:: Written problem ::
Search the records that follow and extract every line containing the string "name".

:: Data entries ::
* start *

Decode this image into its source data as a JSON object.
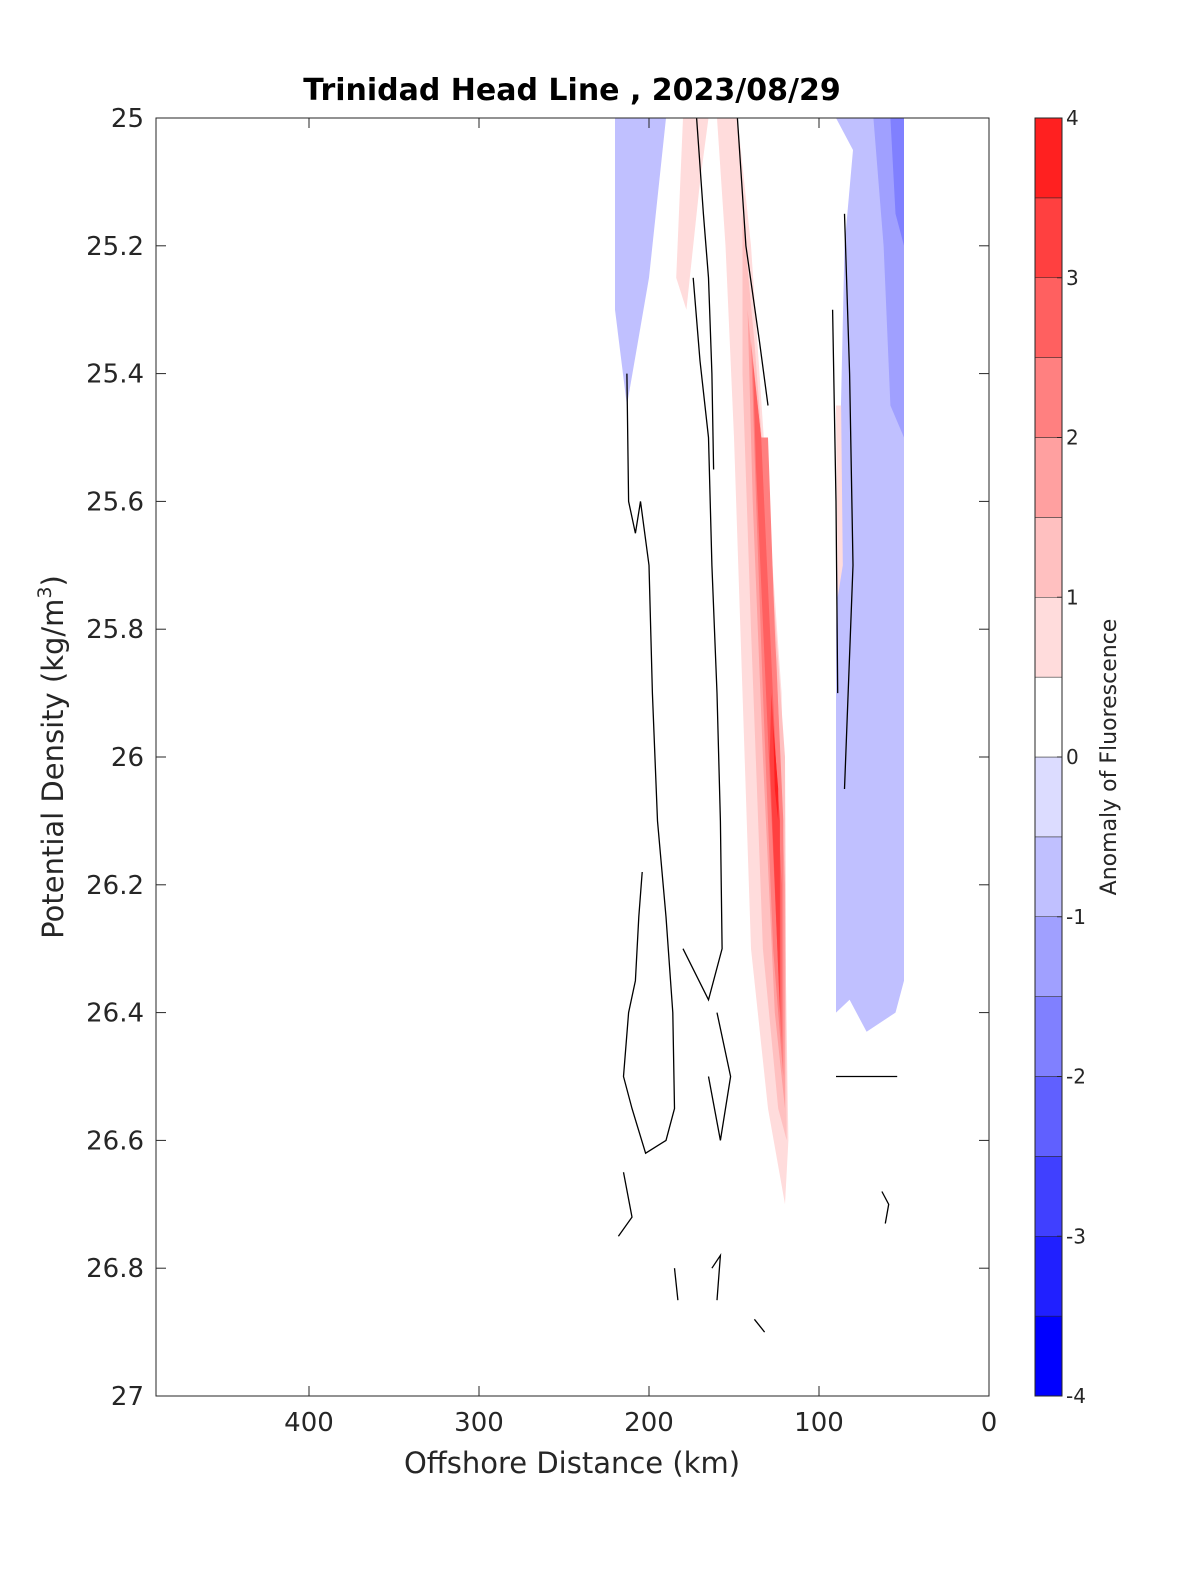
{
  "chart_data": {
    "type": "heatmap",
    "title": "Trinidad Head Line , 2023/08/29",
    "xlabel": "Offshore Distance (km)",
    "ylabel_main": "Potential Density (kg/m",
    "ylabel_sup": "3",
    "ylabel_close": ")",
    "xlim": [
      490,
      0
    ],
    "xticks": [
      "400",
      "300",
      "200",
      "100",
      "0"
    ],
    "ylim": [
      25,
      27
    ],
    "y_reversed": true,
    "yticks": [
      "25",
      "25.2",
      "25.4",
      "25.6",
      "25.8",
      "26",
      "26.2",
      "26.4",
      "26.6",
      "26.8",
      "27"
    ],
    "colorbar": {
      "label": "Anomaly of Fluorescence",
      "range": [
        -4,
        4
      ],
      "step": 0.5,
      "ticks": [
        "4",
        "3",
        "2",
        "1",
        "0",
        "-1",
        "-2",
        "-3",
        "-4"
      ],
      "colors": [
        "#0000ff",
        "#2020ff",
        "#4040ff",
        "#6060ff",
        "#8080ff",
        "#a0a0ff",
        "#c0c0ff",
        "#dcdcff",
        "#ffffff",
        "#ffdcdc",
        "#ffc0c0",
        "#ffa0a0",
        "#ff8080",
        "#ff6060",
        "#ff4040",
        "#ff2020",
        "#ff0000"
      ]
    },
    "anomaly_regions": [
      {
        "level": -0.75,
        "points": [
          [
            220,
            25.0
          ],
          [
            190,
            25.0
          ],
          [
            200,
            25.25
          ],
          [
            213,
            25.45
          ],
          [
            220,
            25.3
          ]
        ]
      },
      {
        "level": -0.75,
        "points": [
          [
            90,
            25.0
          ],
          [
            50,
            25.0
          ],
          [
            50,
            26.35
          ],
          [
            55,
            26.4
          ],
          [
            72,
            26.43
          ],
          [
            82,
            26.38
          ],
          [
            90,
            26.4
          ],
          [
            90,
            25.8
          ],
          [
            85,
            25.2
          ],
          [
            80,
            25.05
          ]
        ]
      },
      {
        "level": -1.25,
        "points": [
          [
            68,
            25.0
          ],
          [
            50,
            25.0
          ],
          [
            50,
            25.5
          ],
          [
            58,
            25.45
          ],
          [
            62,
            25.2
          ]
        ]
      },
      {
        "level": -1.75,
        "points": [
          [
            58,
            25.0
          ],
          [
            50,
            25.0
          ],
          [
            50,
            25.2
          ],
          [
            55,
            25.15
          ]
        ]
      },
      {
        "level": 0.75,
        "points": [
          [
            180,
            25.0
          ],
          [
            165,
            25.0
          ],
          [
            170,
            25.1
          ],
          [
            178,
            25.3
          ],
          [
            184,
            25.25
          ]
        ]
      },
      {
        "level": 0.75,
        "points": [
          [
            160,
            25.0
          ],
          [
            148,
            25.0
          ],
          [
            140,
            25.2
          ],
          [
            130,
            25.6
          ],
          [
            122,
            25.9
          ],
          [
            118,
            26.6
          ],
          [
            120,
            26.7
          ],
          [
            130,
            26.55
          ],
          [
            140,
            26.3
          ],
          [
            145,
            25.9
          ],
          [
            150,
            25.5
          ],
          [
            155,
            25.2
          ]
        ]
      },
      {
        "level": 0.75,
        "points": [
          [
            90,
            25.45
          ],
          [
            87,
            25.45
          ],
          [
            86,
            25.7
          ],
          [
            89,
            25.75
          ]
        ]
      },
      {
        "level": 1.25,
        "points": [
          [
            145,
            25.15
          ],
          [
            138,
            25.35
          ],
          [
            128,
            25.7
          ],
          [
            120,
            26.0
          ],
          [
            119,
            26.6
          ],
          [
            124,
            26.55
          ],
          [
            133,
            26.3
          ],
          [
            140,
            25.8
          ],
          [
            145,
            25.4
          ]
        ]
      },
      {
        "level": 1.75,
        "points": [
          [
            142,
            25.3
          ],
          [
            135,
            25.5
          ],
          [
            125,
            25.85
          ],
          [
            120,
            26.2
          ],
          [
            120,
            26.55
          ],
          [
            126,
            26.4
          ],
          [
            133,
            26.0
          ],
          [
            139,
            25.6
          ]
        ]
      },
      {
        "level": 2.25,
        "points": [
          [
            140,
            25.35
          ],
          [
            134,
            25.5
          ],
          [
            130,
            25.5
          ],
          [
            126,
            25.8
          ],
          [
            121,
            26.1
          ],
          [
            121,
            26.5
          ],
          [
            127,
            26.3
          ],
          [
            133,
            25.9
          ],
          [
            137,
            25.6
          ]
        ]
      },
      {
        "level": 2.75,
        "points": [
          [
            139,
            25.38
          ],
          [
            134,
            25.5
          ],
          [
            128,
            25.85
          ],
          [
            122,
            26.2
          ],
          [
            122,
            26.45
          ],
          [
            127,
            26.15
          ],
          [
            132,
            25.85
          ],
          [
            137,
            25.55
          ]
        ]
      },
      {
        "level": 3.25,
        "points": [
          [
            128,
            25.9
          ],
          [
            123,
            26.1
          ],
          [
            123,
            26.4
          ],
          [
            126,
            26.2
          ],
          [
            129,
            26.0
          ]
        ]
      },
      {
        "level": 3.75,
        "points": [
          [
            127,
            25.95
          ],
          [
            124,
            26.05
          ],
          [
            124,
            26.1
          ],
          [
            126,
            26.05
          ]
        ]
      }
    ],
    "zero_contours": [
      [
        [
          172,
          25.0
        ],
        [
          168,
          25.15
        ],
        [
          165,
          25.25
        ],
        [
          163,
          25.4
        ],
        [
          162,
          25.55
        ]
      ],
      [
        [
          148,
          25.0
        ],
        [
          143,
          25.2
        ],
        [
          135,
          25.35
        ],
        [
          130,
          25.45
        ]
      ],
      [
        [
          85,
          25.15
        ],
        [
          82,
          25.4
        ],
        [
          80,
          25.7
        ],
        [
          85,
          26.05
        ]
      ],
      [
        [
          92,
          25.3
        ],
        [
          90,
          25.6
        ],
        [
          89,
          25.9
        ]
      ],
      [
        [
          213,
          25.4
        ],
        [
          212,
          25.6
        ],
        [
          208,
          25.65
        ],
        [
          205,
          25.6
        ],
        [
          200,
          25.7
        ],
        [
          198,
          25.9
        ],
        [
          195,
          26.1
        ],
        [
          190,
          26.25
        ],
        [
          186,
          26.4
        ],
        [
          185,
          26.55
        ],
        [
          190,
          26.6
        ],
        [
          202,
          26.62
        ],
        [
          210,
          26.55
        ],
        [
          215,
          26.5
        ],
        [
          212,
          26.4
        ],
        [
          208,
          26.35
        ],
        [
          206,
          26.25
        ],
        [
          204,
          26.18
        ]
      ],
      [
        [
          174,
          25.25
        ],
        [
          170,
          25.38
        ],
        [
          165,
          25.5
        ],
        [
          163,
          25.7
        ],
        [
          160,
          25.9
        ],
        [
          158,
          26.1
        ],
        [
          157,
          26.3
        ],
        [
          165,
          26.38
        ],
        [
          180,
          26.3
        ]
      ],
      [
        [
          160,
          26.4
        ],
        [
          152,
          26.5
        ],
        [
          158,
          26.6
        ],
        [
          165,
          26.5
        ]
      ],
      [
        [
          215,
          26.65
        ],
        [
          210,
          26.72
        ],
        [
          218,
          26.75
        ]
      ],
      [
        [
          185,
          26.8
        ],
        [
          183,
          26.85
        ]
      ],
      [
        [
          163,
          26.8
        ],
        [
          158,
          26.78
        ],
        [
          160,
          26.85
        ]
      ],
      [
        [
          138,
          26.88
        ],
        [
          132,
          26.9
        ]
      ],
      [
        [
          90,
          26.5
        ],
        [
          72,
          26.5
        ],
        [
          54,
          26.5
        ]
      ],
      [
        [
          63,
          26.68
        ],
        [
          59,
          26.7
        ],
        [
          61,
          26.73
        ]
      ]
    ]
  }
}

* end *
* start *

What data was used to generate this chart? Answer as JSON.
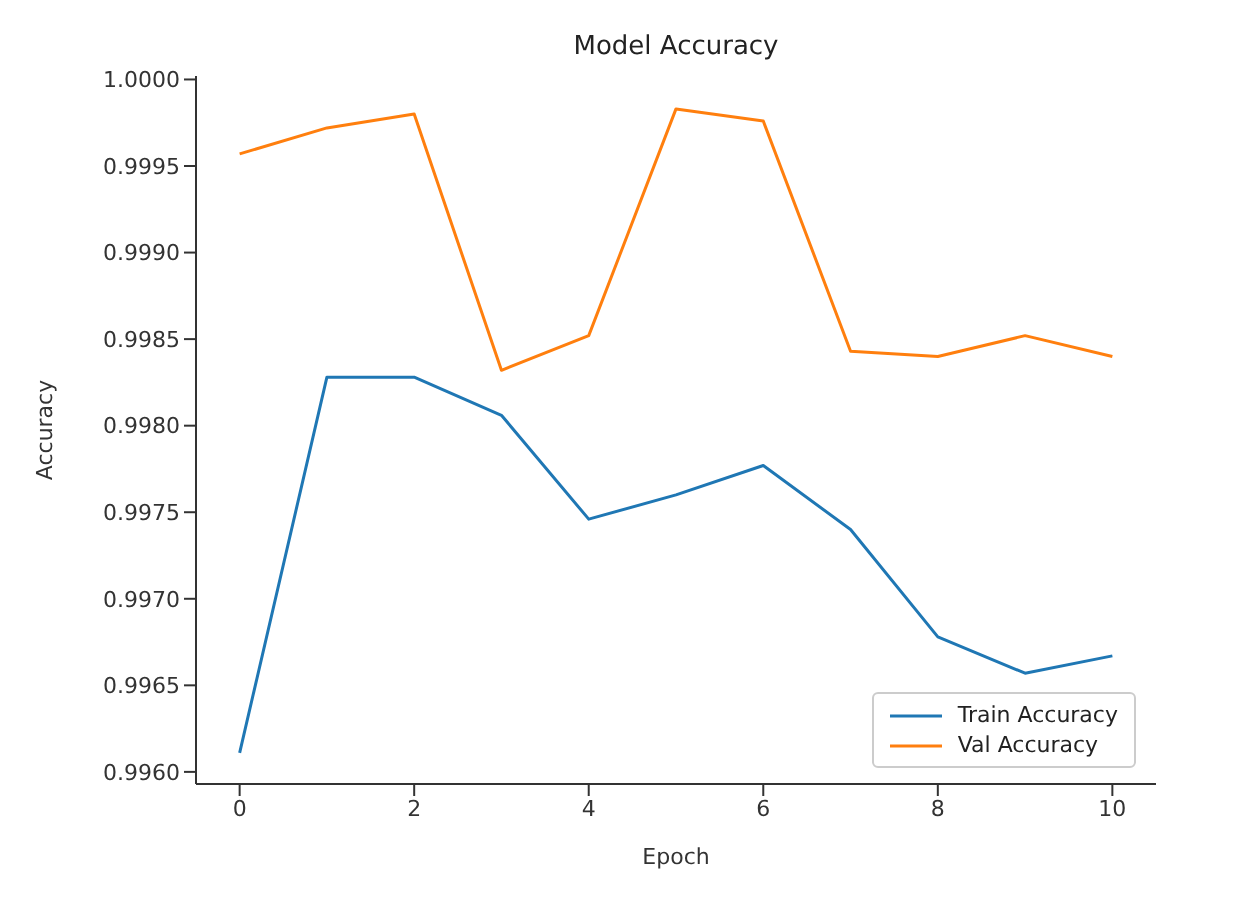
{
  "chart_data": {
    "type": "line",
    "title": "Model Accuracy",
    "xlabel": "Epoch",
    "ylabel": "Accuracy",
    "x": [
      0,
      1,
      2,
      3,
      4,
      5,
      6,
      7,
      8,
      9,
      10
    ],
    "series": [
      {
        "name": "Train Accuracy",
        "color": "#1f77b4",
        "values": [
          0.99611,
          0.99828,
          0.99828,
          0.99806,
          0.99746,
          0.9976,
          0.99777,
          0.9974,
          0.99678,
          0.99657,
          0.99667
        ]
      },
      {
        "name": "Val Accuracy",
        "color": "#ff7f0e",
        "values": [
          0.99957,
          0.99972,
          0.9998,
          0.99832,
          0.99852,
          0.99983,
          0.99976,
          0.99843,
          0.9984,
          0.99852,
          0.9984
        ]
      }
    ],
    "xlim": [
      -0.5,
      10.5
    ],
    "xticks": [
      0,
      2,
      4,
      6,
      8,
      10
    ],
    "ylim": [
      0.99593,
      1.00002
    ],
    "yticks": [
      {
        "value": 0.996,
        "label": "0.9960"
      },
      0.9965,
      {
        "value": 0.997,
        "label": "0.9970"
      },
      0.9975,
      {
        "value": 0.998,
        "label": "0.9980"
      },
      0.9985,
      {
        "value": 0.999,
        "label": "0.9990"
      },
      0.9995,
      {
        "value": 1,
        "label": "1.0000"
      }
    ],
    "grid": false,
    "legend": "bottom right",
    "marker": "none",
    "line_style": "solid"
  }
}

* end *

:: The response ::
        "name": "Train Accuracy",
        "name": "Val Accuracy",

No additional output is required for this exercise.